WHAT IS NEEDED: Emit the entire listing verbatim.

MATERIAL FOR THIS EXERCISE:
********

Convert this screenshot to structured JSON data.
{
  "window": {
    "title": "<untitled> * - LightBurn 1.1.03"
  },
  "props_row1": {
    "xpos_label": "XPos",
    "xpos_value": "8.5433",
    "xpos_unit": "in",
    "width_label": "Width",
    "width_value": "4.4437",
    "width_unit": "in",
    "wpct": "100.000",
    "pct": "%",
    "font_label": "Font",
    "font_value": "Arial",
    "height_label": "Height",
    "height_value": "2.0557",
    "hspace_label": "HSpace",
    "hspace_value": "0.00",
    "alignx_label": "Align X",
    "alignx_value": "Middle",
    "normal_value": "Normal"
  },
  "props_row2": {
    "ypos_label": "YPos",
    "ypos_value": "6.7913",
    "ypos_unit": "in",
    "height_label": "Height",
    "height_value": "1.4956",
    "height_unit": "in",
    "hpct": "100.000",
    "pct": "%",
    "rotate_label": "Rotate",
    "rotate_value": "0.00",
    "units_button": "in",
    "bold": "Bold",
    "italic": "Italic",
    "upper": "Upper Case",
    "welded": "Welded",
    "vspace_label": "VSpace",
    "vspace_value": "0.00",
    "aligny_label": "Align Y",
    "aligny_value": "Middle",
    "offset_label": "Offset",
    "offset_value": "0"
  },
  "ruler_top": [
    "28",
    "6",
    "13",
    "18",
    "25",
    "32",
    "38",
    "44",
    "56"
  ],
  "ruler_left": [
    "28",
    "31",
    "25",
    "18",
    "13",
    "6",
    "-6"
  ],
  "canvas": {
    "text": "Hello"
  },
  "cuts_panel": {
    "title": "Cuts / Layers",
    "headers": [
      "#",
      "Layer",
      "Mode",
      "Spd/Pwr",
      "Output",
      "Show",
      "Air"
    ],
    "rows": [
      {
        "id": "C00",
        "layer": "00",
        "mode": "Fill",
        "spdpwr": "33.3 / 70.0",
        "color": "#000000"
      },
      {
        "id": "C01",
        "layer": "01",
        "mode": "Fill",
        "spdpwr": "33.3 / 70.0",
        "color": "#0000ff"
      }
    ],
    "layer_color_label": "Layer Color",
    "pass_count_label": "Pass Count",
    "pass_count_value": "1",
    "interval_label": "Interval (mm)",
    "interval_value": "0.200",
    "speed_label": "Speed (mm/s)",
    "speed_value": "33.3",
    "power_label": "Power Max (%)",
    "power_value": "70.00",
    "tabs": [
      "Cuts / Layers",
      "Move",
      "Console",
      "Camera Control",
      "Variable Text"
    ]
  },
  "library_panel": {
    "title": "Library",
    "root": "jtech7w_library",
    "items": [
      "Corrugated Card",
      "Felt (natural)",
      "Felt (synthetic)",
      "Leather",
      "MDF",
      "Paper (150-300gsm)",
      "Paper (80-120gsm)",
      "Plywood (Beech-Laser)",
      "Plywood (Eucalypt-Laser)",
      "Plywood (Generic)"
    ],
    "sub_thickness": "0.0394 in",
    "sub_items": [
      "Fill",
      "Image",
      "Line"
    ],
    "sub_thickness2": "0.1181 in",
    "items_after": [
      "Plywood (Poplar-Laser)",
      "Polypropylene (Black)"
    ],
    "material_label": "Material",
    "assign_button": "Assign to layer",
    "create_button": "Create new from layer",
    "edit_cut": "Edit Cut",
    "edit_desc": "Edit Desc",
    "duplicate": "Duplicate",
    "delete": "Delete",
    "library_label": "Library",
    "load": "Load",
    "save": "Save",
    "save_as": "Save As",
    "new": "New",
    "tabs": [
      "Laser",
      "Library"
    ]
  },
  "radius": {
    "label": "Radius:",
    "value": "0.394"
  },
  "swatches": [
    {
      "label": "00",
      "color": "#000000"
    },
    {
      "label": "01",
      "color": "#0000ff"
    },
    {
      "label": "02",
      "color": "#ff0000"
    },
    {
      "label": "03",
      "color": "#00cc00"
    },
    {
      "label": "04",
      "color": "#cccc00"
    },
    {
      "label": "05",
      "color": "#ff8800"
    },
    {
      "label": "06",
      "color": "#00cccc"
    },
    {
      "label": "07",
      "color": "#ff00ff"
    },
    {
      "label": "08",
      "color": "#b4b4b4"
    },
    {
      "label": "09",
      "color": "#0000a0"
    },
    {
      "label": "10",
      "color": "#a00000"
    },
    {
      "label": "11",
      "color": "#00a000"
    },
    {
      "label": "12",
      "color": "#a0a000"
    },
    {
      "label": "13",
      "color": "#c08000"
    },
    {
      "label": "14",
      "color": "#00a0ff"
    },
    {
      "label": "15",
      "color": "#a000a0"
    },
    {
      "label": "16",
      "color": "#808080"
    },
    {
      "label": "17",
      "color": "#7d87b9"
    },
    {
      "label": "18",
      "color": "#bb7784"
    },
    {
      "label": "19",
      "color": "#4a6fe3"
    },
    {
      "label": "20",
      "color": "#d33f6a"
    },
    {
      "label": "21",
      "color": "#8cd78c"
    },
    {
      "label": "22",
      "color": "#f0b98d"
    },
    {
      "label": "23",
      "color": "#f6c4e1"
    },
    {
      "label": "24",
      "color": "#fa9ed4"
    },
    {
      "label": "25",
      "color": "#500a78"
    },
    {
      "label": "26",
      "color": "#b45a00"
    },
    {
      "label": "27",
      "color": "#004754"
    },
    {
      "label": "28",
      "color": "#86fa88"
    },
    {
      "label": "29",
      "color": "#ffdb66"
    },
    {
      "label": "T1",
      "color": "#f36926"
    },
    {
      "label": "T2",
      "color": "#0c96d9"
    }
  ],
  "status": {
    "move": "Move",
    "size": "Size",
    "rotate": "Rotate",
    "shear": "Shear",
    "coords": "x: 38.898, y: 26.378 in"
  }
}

********

SOLUTION:
Convert this screenshot to structured JSON data.
{
  "window": {
    "title": "<untitled> * - LightBurn 1.1.03"
  },
  "props_row1": {
    "xpos_label": "XPos",
    "xpos_value": "8.5433",
    "xpos_unit": "in",
    "width_label": "Width",
    "width_value": "4.4437",
    "width_unit": "in",
    "wpct": "100.000",
    "pct": "%",
    "font_label": "Font",
    "font_value": "Arial",
    "height_label": "Height",
    "height_value": "2.0557",
    "hspace_label": "HSpace",
    "hspace_value": "0.00",
    "alignx_label": "Align X",
    "alignx_value": "Middle",
    "normal_value": "Normal"
  },
  "props_row2": {
    "ypos_label": "YPos",
    "ypos_value": "6.7913",
    "ypos_unit": "in",
    "height_label": "Height",
    "height_value": "1.4956",
    "height_unit": "in",
    "hpct": "100.000",
    "pct": "%",
    "rotate_label": "Rotate",
    "rotate_value": "0.00",
    "units_button": "in",
    "bold": "Bold",
    "italic": "Italic",
    "upper": "Upper Case",
    "welded": "Welded",
    "vspace_label": "VSpace",
    "vspace_value": "0.00",
    "aligny_label": "Align Y",
    "aligny_value": "Middle",
    "offset_label": "Offset",
    "offset_value": "0"
  },
  "ruler_top": [
    "28",
    "6",
    "13",
    "18",
    "25",
    "32",
    "38",
    "44",
    "56"
  ],
  "ruler_left": [
    "28",
    "31",
    "25",
    "18",
    "13",
    "6",
    "-6"
  ],
  "canvas": {
    "text": "Hello"
  },
  "cuts_panel": {
    "title": "Cuts / Layers",
    "headers": [
      "#",
      "Layer",
      "Mode",
      "Spd/Pwr",
      "Output",
      "Show",
      "Air"
    ],
    "rows": [
      {
        "id": "C00",
        "layer": "00",
        "mode": "Fill",
        "spdpwr": "33.3 / 70.0",
        "color": "#000000"
      },
      {
        "id": "C01",
        "layer": "01",
        "mode": "Fill",
        "spdpwr": "33.3 / 70.0",
        "color": "#0000ff"
      }
    ],
    "layer_color_label": "Layer Color",
    "pass_count_label": "Pass Count",
    "pass_count_value": "1",
    "interval_label": "Interval (mm)",
    "interval_value": "0.200",
    "speed_label": "Speed (mm/s)",
    "speed_value": "33.3",
    "power_label": "Power Max (%)",
    "power_value": "70.00",
    "tabs": [
      "Cuts / Layers",
      "Move",
      "Console",
      "Camera Control",
      "Variable Text"
    ]
  },
  "library_panel": {
    "title": "Library",
    "root": "jtech7w_library",
    "items": [
      "Corrugated Card",
      "Felt (natural)",
      "Felt (synthetic)",
      "Leather",
      "MDF",
      "Paper (150-300gsm)",
      "Paper (80-120gsm)",
      "Plywood (Beech-Laser)",
      "Plywood (Eucalypt-Laser)",
      "Plywood (Generic)"
    ],
    "sub_thickness": "0.0394 in",
    "sub_items": [
      "Fill",
      "Image",
      "Line"
    ],
    "sub_thickness2": "0.1181 in",
    "items_after": [
      "Plywood (Poplar-Laser)",
      "Polypropylene (Black)"
    ],
    "material_label": "Material",
    "assign_button": "Assign to layer",
    "create_button": "Create new from layer",
    "edit_cut": "Edit Cut",
    "edit_desc": "Edit Desc",
    "duplicate": "Duplicate",
    "delete": "Delete",
    "library_label": "Library",
    "load": "Load",
    "save": "Save",
    "save_as": "Save As",
    "new": "New",
    "tabs": [
      "Laser",
      "Library"
    ]
  },
  "radius": {
    "label": "Radius:",
    "value": "0.394"
  },
  "swatches": [
    {
      "label": "00",
      "color": "#000000"
    },
    {
      "label": "01",
      "color": "#0000ff"
    },
    {
      "label": "02",
      "color": "#ff0000"
    },
    {
      "label": "03",
      "color": "#00cc00"
    },
    {
      "label": "04",
      "color": "#cccc00"
    },
    {
      "label": "05",
      "color": "#ff8800"
    },
    {
      "label": "06",
      "color": "#00cccc"
    },
    {
      "label": "07",
      "color": "#ff00ff"
    },
    {
      "label": "08",
      "color": "#b4b4b4"
    },
    {
      "label": "09",
      "color": "#0000a0"
    },
    {
      "label": "10",
      "color": "#a00000"
    },
    {
      "label": "11",
      "color": "#00a000"
    },
    {
      "label": "12",
      "color": "#a0a000"
    },
    {
      "label": "13",
      "color": "#c08000"
    },
    {
      "label": "14",
      "color": "#00a0ff"
    },
    {
      "label": "15",
      "color": "#a000a0"
    },
    {
      "label": "16",
      "color": "#808080"
    },
    {
      "label": "17",
      "color": "#7d87b9"
    },
    {
      "label": "18",
      "color": "#bb7784"
    },
    {
      "label": "19",
      "color": "#4a6fe3"
    },
    {
      "label": "20",
      "color": "#d33f6a"
    },
    {
      "label": "21",
      "color": "#8cd78c"
    },
    {
      "label": "22",
      "color": "#f0b98d"
    },
    {
      "label": "23",
      "color": "#f6c4e1"
    },
    {
      "label": "24",
      "color": "#fa9ed4"
    },
    {
      "label": "25",
      "color": "#500a78"
    },
    {
      "label": "26",
      "color": "#b45a00"
    },
    {
      "label": "27",
      "color": "#004754"
    },
    {
      "label": "28",
      "color": "#86fa88"
    },
    {
      "label": "29",
      "color": "#ffdb66"
    },
    {
      "label": "T1",
      "color": "#f36926"
    },
    {
      "label": "T2",
      "color": "#0c96d9"
    }
  ],
  "status": {
    "move": "Move",
    "size": "Size",
    "rotate": "Rotate",
    "shear": "Shear",
    "coords": "x: 38.898, y: 26.378 in"
  }
}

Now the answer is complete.